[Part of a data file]
=======

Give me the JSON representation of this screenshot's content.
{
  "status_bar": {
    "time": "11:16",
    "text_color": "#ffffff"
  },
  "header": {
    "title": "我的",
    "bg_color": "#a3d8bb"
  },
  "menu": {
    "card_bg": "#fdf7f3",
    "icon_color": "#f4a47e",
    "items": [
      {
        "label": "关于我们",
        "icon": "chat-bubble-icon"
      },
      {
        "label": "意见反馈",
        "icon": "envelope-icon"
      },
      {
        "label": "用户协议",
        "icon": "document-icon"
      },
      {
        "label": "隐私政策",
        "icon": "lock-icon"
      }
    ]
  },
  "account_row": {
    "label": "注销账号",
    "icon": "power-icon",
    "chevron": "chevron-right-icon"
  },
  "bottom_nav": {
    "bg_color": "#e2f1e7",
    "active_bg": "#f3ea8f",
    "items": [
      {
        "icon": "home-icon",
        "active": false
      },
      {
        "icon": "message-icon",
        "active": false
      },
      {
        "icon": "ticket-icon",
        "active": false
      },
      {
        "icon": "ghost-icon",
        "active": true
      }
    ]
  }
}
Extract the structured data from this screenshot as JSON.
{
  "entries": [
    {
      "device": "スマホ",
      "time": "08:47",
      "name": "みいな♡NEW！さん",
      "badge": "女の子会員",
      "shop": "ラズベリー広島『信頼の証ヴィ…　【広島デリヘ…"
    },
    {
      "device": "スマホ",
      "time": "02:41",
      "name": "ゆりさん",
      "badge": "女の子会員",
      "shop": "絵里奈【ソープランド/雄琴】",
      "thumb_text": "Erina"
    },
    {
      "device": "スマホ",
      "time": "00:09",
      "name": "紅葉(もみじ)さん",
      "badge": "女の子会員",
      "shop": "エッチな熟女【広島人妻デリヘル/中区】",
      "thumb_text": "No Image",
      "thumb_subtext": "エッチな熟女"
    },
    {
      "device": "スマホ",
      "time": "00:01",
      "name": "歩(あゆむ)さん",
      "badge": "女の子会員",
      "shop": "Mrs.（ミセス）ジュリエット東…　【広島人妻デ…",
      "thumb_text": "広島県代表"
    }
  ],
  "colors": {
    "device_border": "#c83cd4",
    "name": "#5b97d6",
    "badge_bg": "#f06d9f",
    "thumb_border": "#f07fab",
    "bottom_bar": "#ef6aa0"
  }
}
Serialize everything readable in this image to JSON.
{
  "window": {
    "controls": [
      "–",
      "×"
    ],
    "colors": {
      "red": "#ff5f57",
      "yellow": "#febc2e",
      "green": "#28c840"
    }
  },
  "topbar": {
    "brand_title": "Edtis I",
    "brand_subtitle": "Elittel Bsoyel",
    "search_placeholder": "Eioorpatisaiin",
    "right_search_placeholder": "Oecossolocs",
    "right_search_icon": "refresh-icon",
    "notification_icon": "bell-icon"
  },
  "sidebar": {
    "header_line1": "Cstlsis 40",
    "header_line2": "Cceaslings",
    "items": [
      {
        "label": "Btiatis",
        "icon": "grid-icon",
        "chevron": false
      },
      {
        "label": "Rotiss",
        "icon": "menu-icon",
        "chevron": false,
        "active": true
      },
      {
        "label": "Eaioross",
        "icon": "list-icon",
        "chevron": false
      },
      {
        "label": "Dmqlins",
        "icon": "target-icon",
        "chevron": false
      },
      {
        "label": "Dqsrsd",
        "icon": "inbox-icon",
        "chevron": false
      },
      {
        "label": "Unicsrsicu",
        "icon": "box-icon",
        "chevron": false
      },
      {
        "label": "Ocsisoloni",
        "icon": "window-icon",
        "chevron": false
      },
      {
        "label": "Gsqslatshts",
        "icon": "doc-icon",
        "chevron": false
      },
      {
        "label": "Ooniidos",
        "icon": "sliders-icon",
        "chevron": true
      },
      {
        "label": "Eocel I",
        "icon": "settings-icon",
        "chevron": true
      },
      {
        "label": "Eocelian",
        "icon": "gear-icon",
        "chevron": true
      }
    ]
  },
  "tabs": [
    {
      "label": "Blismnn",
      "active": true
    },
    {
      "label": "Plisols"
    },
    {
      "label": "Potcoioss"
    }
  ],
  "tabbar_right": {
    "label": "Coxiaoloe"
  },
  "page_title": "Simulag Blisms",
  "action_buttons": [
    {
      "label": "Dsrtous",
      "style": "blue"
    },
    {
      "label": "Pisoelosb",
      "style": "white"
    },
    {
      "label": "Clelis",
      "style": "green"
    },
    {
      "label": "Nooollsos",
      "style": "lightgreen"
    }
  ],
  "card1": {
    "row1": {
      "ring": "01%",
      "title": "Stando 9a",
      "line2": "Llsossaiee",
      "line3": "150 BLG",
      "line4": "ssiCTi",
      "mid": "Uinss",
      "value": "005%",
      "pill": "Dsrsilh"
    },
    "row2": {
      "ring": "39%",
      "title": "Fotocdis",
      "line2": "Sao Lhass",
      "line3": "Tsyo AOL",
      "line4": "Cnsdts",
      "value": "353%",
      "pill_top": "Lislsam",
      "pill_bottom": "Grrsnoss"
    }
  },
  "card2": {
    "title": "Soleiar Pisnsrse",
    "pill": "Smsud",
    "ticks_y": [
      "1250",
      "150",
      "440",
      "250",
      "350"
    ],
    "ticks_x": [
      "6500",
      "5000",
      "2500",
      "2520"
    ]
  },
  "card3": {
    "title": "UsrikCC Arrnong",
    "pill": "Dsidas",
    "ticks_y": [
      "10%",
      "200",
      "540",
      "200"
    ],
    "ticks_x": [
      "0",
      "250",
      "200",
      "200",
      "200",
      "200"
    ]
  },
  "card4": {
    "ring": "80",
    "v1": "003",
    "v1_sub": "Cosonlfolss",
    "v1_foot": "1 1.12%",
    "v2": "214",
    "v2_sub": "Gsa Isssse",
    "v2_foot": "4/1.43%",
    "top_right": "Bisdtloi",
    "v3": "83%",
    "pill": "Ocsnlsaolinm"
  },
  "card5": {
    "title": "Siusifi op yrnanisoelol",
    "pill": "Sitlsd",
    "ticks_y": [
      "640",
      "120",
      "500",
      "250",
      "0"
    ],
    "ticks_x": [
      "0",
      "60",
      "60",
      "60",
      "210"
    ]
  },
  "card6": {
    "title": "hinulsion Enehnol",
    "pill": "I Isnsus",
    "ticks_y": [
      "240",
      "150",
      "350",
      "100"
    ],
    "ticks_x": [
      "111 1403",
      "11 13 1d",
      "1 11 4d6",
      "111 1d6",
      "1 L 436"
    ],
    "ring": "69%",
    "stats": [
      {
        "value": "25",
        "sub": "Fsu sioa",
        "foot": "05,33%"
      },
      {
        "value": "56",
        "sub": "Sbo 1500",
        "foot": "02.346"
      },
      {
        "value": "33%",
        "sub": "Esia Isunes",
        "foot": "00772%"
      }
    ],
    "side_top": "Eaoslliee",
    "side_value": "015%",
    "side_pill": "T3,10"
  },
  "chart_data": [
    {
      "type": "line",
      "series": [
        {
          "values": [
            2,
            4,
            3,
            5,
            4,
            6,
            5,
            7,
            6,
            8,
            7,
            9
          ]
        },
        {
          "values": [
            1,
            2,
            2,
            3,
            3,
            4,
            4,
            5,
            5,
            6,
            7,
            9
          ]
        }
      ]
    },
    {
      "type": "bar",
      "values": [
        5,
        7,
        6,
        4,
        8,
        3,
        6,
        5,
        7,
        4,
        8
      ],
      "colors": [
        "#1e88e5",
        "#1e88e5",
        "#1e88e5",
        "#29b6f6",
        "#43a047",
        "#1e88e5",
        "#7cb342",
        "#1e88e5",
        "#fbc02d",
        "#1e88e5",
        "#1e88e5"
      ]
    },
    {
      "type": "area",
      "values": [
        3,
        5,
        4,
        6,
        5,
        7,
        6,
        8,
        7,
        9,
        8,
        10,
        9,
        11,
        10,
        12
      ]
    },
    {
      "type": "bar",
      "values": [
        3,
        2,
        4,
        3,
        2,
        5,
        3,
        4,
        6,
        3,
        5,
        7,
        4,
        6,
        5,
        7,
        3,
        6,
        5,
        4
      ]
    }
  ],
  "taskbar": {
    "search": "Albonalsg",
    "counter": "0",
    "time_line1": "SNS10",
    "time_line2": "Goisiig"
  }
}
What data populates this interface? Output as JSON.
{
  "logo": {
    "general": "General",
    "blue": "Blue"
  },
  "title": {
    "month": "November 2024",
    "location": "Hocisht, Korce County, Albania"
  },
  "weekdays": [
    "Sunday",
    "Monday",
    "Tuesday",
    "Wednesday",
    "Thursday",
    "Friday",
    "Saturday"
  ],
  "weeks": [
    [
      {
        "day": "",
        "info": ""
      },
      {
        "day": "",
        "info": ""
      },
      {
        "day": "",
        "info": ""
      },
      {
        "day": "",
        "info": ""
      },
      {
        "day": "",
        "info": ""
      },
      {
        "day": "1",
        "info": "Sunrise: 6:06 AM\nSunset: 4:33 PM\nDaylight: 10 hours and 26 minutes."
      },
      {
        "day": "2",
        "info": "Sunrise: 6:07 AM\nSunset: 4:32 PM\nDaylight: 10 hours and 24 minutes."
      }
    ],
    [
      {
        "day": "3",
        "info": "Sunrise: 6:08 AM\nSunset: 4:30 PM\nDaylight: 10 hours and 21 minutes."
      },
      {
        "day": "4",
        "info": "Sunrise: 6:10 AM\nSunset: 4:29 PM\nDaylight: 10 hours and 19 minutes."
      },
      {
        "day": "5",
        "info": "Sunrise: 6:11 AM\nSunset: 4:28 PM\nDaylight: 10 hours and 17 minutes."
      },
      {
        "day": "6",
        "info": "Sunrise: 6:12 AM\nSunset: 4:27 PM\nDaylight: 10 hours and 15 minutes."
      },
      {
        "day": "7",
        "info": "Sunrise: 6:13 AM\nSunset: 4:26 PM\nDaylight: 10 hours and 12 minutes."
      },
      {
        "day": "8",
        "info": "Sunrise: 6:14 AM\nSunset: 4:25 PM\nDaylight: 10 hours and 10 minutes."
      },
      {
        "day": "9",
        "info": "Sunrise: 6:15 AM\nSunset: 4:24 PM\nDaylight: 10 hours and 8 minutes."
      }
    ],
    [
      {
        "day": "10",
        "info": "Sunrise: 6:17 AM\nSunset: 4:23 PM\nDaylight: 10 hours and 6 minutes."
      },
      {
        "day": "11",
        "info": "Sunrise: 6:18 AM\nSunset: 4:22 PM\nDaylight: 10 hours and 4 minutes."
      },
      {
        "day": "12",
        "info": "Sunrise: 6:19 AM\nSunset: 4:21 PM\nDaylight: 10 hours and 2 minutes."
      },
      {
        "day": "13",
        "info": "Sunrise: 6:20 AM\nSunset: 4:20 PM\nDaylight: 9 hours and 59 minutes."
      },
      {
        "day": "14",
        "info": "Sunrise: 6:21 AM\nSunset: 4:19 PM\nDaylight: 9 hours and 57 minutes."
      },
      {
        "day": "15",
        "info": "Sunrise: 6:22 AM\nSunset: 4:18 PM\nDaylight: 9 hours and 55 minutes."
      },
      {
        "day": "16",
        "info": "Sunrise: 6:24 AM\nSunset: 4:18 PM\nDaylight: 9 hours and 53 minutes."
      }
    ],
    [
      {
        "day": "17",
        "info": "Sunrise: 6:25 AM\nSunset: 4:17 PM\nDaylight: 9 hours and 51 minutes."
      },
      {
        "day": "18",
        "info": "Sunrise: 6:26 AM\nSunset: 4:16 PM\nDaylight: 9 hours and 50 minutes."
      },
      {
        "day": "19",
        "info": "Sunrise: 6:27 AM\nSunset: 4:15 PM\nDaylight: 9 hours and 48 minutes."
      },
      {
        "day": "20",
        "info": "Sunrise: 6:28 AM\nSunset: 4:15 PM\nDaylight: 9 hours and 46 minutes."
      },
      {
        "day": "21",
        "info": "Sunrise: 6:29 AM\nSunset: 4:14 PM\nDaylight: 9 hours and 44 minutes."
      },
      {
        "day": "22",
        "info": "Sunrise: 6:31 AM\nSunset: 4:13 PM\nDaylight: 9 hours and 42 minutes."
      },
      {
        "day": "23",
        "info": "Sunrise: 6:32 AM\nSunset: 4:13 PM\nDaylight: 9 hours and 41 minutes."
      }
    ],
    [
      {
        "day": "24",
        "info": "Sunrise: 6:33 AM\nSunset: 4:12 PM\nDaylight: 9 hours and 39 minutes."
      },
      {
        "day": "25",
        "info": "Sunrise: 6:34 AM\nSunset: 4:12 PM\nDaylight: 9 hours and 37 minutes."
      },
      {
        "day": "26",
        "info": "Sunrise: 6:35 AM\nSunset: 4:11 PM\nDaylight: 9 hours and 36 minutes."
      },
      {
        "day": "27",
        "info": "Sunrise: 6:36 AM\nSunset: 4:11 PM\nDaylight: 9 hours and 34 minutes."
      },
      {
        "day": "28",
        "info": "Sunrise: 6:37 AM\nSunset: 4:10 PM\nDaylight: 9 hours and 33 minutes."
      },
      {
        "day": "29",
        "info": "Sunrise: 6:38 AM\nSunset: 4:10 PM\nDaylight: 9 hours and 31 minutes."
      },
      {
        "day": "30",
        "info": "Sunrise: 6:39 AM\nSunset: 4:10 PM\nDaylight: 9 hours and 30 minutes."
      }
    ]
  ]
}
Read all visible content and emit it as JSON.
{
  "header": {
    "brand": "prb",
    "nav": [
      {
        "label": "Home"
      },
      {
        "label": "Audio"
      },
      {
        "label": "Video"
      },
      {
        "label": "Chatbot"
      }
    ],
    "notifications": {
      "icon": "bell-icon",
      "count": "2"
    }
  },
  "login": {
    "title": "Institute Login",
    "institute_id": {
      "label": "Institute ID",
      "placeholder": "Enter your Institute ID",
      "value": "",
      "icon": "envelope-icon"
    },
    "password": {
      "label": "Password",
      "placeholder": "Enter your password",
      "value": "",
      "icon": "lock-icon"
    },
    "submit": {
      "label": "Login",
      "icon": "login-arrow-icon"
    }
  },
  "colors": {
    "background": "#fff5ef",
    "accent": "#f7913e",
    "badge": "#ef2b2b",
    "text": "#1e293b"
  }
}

=======

### What this task involves
Find every line that has "content" in it, then return those lines.

### Correct answer
Give me the JSON representation of this screenshot's content.
Read all visible content and emit it as JSON.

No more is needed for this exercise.